Data entries:
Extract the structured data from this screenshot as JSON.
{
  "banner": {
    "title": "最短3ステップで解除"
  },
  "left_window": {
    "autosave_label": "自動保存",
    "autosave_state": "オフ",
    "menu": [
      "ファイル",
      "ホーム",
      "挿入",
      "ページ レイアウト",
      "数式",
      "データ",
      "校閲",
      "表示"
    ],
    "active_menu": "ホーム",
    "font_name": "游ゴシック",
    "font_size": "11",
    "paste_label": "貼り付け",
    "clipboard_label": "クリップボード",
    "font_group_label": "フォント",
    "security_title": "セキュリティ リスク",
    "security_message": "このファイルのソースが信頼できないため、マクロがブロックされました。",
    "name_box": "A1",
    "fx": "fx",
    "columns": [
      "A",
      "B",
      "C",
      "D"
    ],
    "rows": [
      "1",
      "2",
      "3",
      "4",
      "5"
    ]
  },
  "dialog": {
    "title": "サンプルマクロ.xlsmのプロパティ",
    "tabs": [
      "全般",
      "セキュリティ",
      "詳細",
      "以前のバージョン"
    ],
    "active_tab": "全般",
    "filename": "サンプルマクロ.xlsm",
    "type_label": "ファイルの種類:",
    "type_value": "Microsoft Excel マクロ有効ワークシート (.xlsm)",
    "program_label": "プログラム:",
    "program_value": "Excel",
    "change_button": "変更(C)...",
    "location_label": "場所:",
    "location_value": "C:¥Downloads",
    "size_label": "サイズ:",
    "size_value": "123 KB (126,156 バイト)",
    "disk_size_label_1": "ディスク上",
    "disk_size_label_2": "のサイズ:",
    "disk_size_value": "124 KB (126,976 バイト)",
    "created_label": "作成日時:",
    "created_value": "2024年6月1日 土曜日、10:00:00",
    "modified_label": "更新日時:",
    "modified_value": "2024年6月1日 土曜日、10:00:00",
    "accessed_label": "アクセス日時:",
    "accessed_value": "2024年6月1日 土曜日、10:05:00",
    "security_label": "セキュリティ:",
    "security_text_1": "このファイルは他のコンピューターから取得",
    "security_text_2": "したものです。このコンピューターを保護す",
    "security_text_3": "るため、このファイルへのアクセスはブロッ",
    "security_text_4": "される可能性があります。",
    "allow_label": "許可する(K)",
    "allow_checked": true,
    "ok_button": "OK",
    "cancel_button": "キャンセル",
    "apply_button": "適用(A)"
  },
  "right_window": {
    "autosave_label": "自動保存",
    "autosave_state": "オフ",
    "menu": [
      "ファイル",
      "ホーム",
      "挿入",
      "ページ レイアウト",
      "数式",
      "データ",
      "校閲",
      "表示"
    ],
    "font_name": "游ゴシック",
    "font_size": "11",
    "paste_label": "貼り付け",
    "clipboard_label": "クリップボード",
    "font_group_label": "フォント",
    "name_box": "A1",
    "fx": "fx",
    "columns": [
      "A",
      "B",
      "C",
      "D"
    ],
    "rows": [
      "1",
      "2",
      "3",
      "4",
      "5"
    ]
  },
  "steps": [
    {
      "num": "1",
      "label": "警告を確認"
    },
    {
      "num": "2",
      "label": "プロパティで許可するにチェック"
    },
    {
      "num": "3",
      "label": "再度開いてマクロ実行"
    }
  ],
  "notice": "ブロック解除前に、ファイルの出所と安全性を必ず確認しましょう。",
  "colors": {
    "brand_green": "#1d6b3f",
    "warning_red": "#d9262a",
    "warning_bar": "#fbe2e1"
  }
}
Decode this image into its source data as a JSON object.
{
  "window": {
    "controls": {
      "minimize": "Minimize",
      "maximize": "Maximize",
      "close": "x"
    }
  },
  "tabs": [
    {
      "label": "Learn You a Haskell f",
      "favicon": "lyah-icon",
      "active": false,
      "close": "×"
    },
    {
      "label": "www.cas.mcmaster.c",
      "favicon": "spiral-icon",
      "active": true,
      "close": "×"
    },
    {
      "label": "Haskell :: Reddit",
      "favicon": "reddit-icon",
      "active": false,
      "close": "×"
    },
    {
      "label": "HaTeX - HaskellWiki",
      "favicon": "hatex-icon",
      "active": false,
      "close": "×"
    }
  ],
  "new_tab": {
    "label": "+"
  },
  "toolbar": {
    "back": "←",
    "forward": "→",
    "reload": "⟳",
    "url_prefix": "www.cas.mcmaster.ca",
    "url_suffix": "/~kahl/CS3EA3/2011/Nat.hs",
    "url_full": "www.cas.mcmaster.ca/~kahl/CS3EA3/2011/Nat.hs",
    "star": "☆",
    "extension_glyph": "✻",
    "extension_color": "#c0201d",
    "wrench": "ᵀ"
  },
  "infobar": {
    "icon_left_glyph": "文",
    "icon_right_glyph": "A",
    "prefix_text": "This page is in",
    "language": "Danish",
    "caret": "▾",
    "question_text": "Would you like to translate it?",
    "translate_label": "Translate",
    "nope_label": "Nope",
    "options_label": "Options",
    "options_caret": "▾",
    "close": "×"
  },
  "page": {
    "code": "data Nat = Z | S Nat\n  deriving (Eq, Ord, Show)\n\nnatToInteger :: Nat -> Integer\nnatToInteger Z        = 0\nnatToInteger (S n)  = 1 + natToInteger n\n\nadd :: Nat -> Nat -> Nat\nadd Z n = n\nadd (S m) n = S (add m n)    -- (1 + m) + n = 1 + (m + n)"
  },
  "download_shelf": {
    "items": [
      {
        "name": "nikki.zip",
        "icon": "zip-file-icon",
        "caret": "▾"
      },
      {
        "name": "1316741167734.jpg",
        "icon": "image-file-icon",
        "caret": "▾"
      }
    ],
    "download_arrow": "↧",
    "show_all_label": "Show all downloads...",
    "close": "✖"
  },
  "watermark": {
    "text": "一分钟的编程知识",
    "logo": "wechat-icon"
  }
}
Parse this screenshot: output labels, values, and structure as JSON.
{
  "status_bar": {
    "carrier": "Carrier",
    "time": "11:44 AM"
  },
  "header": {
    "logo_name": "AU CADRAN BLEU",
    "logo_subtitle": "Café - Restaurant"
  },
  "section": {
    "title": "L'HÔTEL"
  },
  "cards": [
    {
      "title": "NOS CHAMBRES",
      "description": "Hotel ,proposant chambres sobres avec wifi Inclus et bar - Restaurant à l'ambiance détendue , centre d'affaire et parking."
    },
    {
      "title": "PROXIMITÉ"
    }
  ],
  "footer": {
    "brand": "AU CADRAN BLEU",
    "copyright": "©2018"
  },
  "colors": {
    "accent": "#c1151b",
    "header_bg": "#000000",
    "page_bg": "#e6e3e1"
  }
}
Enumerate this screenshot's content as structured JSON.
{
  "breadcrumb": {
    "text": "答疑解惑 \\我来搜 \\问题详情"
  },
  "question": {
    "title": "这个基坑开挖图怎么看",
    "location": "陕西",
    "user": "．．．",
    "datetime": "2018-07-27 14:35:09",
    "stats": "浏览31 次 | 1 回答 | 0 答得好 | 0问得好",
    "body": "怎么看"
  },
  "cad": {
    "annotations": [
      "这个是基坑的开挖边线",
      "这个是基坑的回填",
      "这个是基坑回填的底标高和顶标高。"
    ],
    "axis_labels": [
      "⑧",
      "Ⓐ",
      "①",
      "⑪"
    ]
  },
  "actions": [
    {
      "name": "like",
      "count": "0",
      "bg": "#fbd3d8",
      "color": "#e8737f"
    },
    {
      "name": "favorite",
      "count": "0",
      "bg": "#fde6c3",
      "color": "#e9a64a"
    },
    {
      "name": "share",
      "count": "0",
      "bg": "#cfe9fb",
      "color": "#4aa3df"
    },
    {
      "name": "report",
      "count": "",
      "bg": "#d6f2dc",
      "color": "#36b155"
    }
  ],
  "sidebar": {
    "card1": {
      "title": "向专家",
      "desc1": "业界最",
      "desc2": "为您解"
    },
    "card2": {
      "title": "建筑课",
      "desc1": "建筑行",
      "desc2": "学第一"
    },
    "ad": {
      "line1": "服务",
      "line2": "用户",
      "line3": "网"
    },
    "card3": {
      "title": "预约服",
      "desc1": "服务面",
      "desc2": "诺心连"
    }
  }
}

■ STATED TASK ■
Your task is to collect every line above that contains the word "セキュリティ".

■ EXERCISE RESPONSE ■
    "security_title": "セキュリティ リスク",
      "セキュリティ",
    "security_label": "セキュリティ:",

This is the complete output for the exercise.